Pictures don't belong in the copy; print all the records exactly.
-- START --
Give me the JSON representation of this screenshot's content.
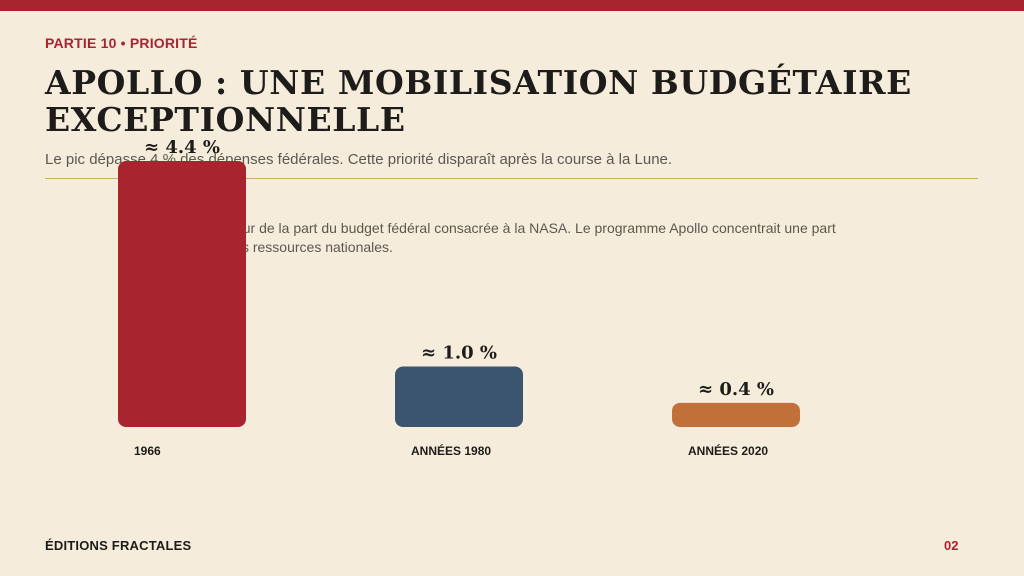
{
  "kicker": "PARTIE 10 • PRIORITÉ",
  "title": "APOLLO : UNE MOBILISATION BUDGÉTAIRE EXCEPTIONNELLE",
  "subtitle": "Le pic dépasse 4 % des dépenses fédérales. Cette priorité disparaît après la course à la Lune.",
  "note": "Ordres de grandeur de la part du budget fédéral consacrée à la NASA. Le programme Apollo concentrait une part exceptionnelle des ressources nationales.",
  "footer": {
    "brand": "ÉDITIONS FRACTALES",
    "page": "02"
  },
  "colors": {
    "accent": "#a8242f",
    "rule": "#cfae62",
    "background": "#f5ecdb"
  },
  "chart_data": {
    "type": "bar",
    "categories": [
      "1966",
      "ANNÉES 1980",
      "ANNÉES 2020"
    ],
    "values": [
      4.4,
      1.0,
      0.4
    ],
    "value_labels": [
      "≈ 4.4 %",
      "≈ 1.0 %",
      "≈ 0.4 %"
    ],
    "bar_colors": [
      "#a8242f",
      "#3b5571",
      "#c1703a"
    ],
    "ylim": [
      0,
      4.4
    ],
    "grid": false,
    "legend": "none"
  }
}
-- END --
Output below:
Give me the JSON representation of this screenshot's content.
{
  "kicker": "PARTIE 10 • PRIORITÉ",
  "title": "APOLLO : UNE MOBILISATION BUDGÉTAIRE EXCEPTIONNELLE",
  "subtitle": "Le pic dépasse 4 % des dépenses fédérales. Cette priorité disparaît après la course à la Lune.",
  "note": "Ordres de grandeur de la part du budget fédéral consacrée à la NASA. Le programme Apollo concentrait une part exceptionnelle des ressources nationales.",
  "footer": {
    "brand": "ÉDITIONS FRACTALES",
    "page": "02"
  },
  "colors": {
    "accent": "#a8242f",
    "rule": "#cfae62",
    "background": "#f5ecdb"
  },
  "chart_data": {
    "type": "bar",
    "categories": [
      "1966",
      "ANNÉES 1980",
      "ANNÉES 2020"
    ],
    "values": [
      4.4,
      1.0,
      0.4
    ],
    "value_labels": [
      "≈ 4.4 %",
      "≈ 1.0 %",
      "≈ 0.4 %"
    ],
    "bar_colors": [
      "#a8242f",
      "#3b5571",
      "#c1703a"
    ],
    "ylim": [
      0,
      4.4
    ],
    "grid": false,
    "legend": "none"
  }
}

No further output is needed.